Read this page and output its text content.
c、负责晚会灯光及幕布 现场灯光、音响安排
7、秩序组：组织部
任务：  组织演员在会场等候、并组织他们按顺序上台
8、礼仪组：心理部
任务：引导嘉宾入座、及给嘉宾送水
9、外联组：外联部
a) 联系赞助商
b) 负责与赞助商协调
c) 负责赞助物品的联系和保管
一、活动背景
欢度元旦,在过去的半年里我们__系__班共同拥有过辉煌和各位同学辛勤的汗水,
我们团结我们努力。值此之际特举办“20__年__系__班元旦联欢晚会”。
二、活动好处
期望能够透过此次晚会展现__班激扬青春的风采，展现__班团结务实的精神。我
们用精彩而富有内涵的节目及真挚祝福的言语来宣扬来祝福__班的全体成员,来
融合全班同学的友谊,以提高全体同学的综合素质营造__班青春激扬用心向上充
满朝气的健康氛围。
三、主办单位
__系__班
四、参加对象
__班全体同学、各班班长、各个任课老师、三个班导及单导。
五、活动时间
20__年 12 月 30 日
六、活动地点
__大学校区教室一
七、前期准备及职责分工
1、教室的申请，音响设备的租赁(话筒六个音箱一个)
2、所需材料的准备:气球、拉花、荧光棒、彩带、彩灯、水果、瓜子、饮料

PROBLEM REQUIREMENTS
Return the entries above exactly, each one complete.

TASK ANSWER
Read this page and output its text content.
c、负责晚会灯光及幕布 现场灯光、音响安排
7、秩序组：组织部
任务：  组织演员在会场等候、并组织他们按顺序上台
8、礼仪组：心理部
任务：引导嘉宾入座、及给嘉宾送水
9、外联组：外联部
a) 联系赞助商
b) 负责与赞助商协调
c) 负责赞助物品的联系和保管
一、活动背景
欢度元旦,在过去的半年里我们__系__班共同拥有过辉煌和各位同学辛勤的汗水,
我们团结我们努力。值此之际特举办“20__年__系__班元旦联欢晚会”。
二、活动好处
期望能够透过此次晚会展现__班激扬青春的风采，展现__班团结务实的精神。我
们用精彩而富有内涵的节目及真挚祝福的言语来宣扬来祝福__班的全体成员,来
融合全班同学的友谊,以提高全体同学的综合素质营造__班青春激扬用心向上充
满朝气的健康氛围。
三、主办单位
__系__班
四、参加对象
__班全体同学、各班班长、各个任课老师、三个班导及单导。
五、活动时间
20__年 12 月 30 日
六、活动地点
__大学校区教室一
七、前期准备及职责分工
1、教室的申请，音响设备的租赁(话筒六个音箱一个)
2、所需材料的准备:气球、拉花、荧光棒、彩带、彩灯、水果、瓜子、饮料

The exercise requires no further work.